| To do |
Print each entry verbatim.
***** Data for this exercise *****
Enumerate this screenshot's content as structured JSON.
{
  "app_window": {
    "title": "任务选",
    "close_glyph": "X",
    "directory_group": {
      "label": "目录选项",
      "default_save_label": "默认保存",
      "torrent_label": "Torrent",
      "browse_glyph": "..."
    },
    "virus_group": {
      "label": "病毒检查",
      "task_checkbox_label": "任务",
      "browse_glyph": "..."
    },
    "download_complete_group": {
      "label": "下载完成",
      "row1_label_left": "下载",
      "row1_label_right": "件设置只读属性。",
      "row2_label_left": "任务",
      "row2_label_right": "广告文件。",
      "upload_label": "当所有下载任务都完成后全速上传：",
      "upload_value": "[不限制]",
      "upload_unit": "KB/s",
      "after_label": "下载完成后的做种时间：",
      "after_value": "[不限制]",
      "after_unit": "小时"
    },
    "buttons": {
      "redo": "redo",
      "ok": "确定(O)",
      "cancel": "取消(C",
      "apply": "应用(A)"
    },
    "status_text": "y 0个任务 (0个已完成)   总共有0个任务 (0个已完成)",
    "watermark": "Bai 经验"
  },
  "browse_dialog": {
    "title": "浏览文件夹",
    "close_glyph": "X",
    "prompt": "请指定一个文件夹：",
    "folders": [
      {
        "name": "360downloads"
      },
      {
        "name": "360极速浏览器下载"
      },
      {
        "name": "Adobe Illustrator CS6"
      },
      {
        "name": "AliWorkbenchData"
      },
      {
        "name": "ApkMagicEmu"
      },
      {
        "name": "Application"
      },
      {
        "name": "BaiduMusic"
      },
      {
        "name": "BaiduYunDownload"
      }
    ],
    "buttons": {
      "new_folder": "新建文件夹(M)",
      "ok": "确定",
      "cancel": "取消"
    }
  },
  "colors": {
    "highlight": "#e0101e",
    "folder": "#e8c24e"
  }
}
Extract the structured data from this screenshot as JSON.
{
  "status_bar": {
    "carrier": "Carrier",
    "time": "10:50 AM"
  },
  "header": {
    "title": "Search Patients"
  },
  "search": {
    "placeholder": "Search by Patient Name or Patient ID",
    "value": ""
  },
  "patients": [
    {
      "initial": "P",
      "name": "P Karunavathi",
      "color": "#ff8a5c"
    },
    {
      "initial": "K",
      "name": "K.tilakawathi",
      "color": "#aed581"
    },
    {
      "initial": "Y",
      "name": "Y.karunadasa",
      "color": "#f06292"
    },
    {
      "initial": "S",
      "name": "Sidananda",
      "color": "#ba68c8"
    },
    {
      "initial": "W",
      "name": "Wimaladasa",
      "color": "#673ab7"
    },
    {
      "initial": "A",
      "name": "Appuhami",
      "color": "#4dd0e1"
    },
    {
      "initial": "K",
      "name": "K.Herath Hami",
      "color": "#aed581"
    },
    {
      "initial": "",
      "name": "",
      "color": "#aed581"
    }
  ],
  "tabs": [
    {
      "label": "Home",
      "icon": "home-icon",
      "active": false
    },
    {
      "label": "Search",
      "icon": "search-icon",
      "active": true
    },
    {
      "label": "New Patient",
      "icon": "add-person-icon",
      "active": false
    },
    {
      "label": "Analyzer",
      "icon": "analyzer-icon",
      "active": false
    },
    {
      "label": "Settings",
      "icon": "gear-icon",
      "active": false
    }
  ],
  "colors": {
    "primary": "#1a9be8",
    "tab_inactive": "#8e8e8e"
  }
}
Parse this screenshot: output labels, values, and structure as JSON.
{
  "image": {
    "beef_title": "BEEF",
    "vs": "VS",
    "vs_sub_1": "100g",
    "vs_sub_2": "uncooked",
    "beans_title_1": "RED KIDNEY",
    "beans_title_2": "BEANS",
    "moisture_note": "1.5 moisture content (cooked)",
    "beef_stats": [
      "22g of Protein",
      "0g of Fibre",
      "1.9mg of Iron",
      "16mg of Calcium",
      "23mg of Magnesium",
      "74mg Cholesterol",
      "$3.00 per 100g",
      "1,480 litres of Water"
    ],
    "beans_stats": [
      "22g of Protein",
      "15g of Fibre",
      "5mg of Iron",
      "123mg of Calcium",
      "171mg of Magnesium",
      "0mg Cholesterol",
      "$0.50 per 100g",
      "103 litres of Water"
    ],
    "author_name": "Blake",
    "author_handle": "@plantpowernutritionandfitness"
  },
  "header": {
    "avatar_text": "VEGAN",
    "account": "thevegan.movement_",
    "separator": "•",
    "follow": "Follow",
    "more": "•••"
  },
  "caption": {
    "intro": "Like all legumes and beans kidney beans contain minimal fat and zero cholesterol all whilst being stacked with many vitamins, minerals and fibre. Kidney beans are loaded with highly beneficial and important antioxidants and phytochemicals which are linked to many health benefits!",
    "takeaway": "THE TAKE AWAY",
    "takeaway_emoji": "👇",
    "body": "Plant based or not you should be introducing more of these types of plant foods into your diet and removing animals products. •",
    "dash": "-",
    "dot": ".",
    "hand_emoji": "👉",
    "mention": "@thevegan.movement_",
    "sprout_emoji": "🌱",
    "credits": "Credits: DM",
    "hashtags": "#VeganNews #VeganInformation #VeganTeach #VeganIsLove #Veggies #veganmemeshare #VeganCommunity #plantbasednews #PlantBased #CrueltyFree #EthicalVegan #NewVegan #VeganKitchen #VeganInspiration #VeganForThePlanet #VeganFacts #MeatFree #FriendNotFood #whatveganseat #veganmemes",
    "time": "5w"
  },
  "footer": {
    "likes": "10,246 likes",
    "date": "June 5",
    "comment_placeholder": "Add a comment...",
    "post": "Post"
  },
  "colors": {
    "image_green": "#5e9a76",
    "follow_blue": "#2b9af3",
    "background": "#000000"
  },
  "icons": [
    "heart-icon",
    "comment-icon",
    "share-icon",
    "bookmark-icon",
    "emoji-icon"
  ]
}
*****
| Solution for this problem |
Enumerate this screenshot's content as structured JSON.
{
  "app_window": {
    "title": "任务选",
    "close_glyph": "X",
    "directory_group": {
      "label": "目录选项",
      "default_save_label": "默认保存",
      "torrent_label": "Torrent",
      "browse_glyph": "..."
    },
    "virus_group": {
      "label": "病毒检查",
      "task_checkbox_label": "任务",
      "browse_glyph": "..."
    },
    "download_complete_group": {
      "label": "下载完成",
      "row1_label_left": "下载",
      "row1_label_right": "件设置只读属性。",
      "row2_label_left": "任务",
      "row2_label_right": "广告文件。",
      "upload_label": "当所有下载任务都完成后全速上传：",
      "upload_value": "[不限制]",
      "upload_unit": "KB/s",
      "after_label": "下载完成后的做种时间：",
      "after_value": "[不限制]",
      "after_unit": "小时"
    },
    "buttons": {
      "redo": "redo",
      "ok": "确定(O)",
      "cancel": "取消(C",
      "apply": "应用(A)"
    },
    "status_text": "y 0个任务 (0个已完成)   总共有0个任务 (0个已完成)",
    "watermark": "Bai 经验"
  },
  "browse_dialog": {
    "title": "浏览文件夹",
    "close_glyph": "X",
    "prompt": "请指定一个文件夹：",
    "folders": [
      {
        "name": "360downloads"
      },
      {
        "name": "360极速浏览器下载"
      },
      {
        "name": "Adobe Illustrator CS6"
      },
      {
        "name": "AliWorkbenchData"
      },
      {
        "name": "ApkMagicEmu"
      },
      {
        "name": "Application"
      },
      {
        "name": "BaiduMusic"
      },
      {
        "name": "BaiduYunDownload"
      }
    ],
    "buttons": {
      "new_folder": "新建文件夹(M)",
      "ok": "确定",
      "cancel": "取消"
    }
  },
  "colors": {
    "highlight": "#e0101e",
    "folder": "#e8c24e"
  }
}
Extract the structured data from this screenshot as JSON.
{
  "status_bar": {
    "carrier": "Carrier",
    "time": "10:50 AM"
  },
  "header": {
    "title": "Search Patients"
  },
  "search": {
    "placeholder": "Search by Patient Name or Patient ID",
    "value": ""
  },
  "patients": [
    {
      "initial": "P",
      "name": "P Karunavathi",
      "color": "#ff8a5c"
    },
    {
      "initial": "K",
      "name": "K.tilakawathi",
      "color": "#aed581"
    },
    {
      "initial": "Y",
      "name": "Y.karunadasa",
      "color": "#f06292"
    },
    {
      "initial": "S",
      "name": "Sidananda",
      "color": "#ba68c8"
    },
    {
      "initial": "W",
      "name": "Wimaladasa",
      "color": "#673ab7"
    },
    {
      "initial": "A",
      "name": "Appuhami",
      "color": "#4dd0e1"
    },
    {
      "initial": "K",
      "name": "K.Herath Hami",
      "color": "#aed581"
    },
    {
      "initial": "",
      "name": "",
      "color": "#aed581"
    }
  ],
  "tabs": [
    {
      "label": "Home",
      "icon": "home-icon",
      "active": false
    },
    {
      "label": "Search",
      "icon": "search-icon",
      "active": true
    },
    {
      "label": "New Patient",
      "icon": "add-person-icon",
      "active": false
    },
    {
      "label": "Analyzer",
      "icon": "analyzer-icon",
      "active": false
    },
    {
      "label": "Settings",
      "icon": "gear-icon",
      "active": false
    }
  ],
  "colors": {
    "primary": "#1a9be8",
    "tab_inactive": "#8e8e8e"
  }
}
Parse this screenshot: output labels, values, and structure as JSON.
{
  "image": {
    "beef_title": "BEEF",
    "vs": "VS",
    "vs_sub_1": "100g",
    "vs_sub_2": "uncooked",
    "beans_title_1": "RED KIDNEY",
    "beans_title_2": "BEANS",
    "moisture_note": "1.5 moisture content (cooked)",
    "beef_stats": [
      "22g of Protein",
      "0g of Fibre",
      "1.9mg of Iron",
      "16mg of Calcium",
      "23mg of Magnesium",
      "74mg Cholesterol",
      "$3.00 per 100g",
      "1,480 litres of Water"
    ],
    "beans_stats": [
      "22g of Protein",
      "15g of Fibre",
      "5mg of Iron",
      "123mg of Calcium",
      "171mg of Magnesium",
      "0mg Cholesterol",
      "$0.50 per 100g",
      "103 litres of Water"
    ],
    "author_name": "Blake",
    "author_handle": "@plantpowernutritionandfitness"
  },
  "header": {
    "avatar_text": "VEGAN",
    "account": "thevegan.movement_",
    "separator": "•",
    "follow": "Follow",
    "more": "•••"
  },
  "caption": {
    "intro": "Like all legumes and beans kidney beans contain minimal fat and zero cholesterol all whilst being stacked with many vitamins, minerals and fibre. Kidney beans are loaded with highly beneficial and important antioxidants and phytochemicals which are linked to many health benefits!",
    "takeaway": "THE TAKE AWAY",
    "takeaway_emoji": "👇",
    "body": "Plant based or not you should be introducing more of these types of plant foods into your diet and removing animals products. •",
    "dash": "-",
    "dot": ".",
    "hand_emoji": "👉",
    "mention": "@thevegan.movement_",
    "sprout_emoji": "🌱",
    "credits": "Credits: DM",
    "hashtags": "#VeganNews #VeganInformation #VeganTeach #VeganIsLove #Veggies #veganmemeshare #VeganCommunity #plantbasednews #PlantBased #CrueltyFree #EthicalVegan #NewVegan #VeganKitchen #VeganInspiration #VeganForThePlanet #VeganFacts #MeatFree #FriendNotFood #whatveganseat #veganmemes",
    "time": "5w"
  },
  "footer": {
    "likes": "10,246 likes",
    "date": "June 5",
    "comment_placeholder": "Add a comment...",
    "post": "Post"
  },
  "colors": {
    "image_green": "#5e9a76",
    "follow_blue": "#2b9af3",
    "background": "#000000"
  },
  "icons": [
    "heart-icon",
    "comment-icon",
    "share-icon",
    "bookmark-icon",
    "emoji-icon"
  ]
}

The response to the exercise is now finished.